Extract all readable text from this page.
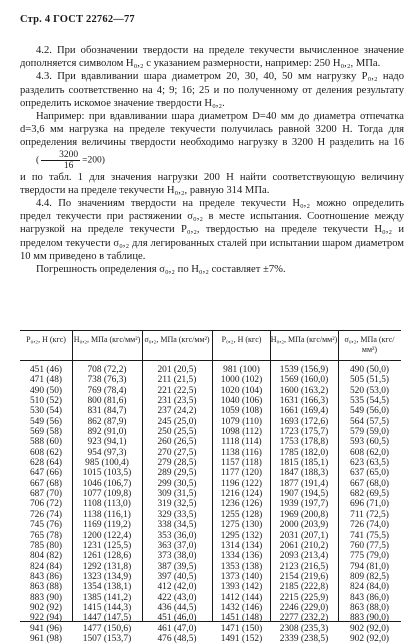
Стр. 4 ГОСТ 22762—77

4.2. При обозначении твердости на пределе текучести вычисленное значение дополняется символом H₀,₂ с указанием размерности, например: 250 H₀,₂, МПа.

4.3. При вдавливании шара диаметром 20, 30, 40, 50 мм нагрузку P₀,₂ надо разделить соответственно на 4; 9; 16; 25 и по полученному от деления результату определить искомое значение твердости H₀,₂.

Например: при вдавливании шара диаметром D=40 мм до диаметра отпечатка d=3,6 мм нагрузка на пределе текучести получилась равной 3200 Н. Тогда для определения величины твердости необходимо нагрузку в 3200 Н разделить на 16 ( $\frac{3200}{16} =200$)

и по табл. 1 для значения нагрузки 200 Н найти соответствующую величину твердости на пределе текучести H₀,₂, равную 314 МПа.

4.4. По значениям твердости на пределе текучести H₀,₂ можно определить предел текучести при растяжении σ₀,₂ в месте испытания. Соотношение между нагрузкой на пределе текучести P₀,₂, твердостью на пределе текучести H₀,₂ и пределом текучести σ₀,₂ для легированных сталей при испытании шаром диаметром 10 мм приведено в таблице.

Погрешность определения σ₀,₂ по H₀,₂ составляет ±7%.

P₀,₂, Н (кгс)
451 (46)
471 (48)
490 (50)
510 (52)
530 (54)
549 (56)
569 (58)
588 (60)
608 (62)
628 (64)
647 (66)
667 (68)
687 (70)
706 (72)
726 (74)
745 (76)
765 (78)
785 (80)
804 (82)
824 (84)
843 (86)
863 (88)
883 (90)
902 (92)
922 (94)
941 (96)
961 (98)
H₀,₂, МПа (кгс/мм²)
708 (72,2)
738 (76,3)
769 (78,4)
800 (81,6)
831 (84,7)
862 (87,9)
892 (91,0)
923 (94,1)
954 (97,3)
985 (100,4)
1015 (103,5)
1046 (106,7)
1077 (109,8)
1108 (113,0)
1138 (116,1)
1169 (119,2)
1200 (122,4)
1231 (125,5)
1261 (128,6)
1292 (131,8)
1323 (134,9)
1354 (138,1)
1385 (141,2)
1415 (144,3)
1447 (147,5)
1477 (150,6)
1507 (153,7)
σ₀,₂, МПа (кгс/мм²)
201 (20,5)
211 (21,5)
221 (22,5)
231 (23,5)
237 (24,2)
245 (25,0)
250 (25,5)
260 (26,5)
270 (27,5)
279 (28,5)
289 (29,5)
299 (30,5)
309 (31,5)
319 (32,5)
329 (33,5)
338 (34,5)
353 (36,0)
363 (37,0)
373 (38,0)
387 (39,5)
397 (40,5)
412 (42,0)
422 (43,0)
436 (44,5)
451 (46,0)
461 (47,0)
476 (48,5)
P₀,₂, Н (кгс)
981 (100)
1000 (102)
1020 (104)
1040 (106)
1059 (108)
1079 (110)
1098 (112)
1118 (114)
1138 (116)
1157 (118)
1177 (120)
1196 (122)
1216 (124)
1236 (126)
1255 (128)
1275 (130)
1295 (132)
1314 (134)
1334 (136)
1353 (138)
1373 (140)
1393 (142)
1412 (144)
1432 (146)
1451 (148)
1471 (150)
1491 (152)
H₀,₂, МПа (кгс/мм²)
1539 (156,9)
1569 (160,0)
1600 (163,2)
1631 (166,3)
1661 (169,4)
1693 (172,6)
1723 (175,7)
1753 (178,8)
1785 (182,0)
1815 (185,1)
1847 (188,3)
1877 (191,4)
1907 (194,5)
1939 (197,7)
1969 (200,8)
2000 (203,9)
2031 (207,1)
2061 (210,2)
2093 (213,4)
2123 (216,5)
2154 (219,6)
2185 (222,8)
2215 (225,9)
2246 (229,0)
2277 (232,2)
2308 (235,3)
2339 (238,5)
σ₀,₂, МПа (кгс/мм²)
490 (50,0)
505 (51,5)
520 (53,0)
535 (54,5)
549 (56,0)
564 (57,5)
579 (59,0)
593 (60,5)
608 (62,0)
623 (63,5)
637 (65,0)
667 (68,0)
682 (69,5)
696 (71,0)
711 (72,5)
726 (74,0)
741 (75,5)
760 (77,5)
775 (79,0)
794 (81,0)
809 (82,5)
824 (84,0)
843 (86,0)
863 (88,0)
883 (90,0)
902 (92,0)
902 (92,0)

━━━━━━━━━━━━━━━━

Look through the entries and find each line that has the string "разделить". Copy those lines.

4.3. При вдавливании шара диаметром 20, 30, 40, 50 мм нагрузку P₀,₂ надо разделить соответственно на 4; 9; 16; 25 и по полученному от деления результату определить искомое значение твердости H₀,₂.
Например: при вдавливании шара диаметром D=40 мм до диаметра отпечатка d=3,6 мм нагрузка на пределе текучести получилась равной 3200 Н. Тогда для определения величины твердости необходимо нагрузку в 3200 Н разделить на 16 ( $\frac{3200}{16} =200$)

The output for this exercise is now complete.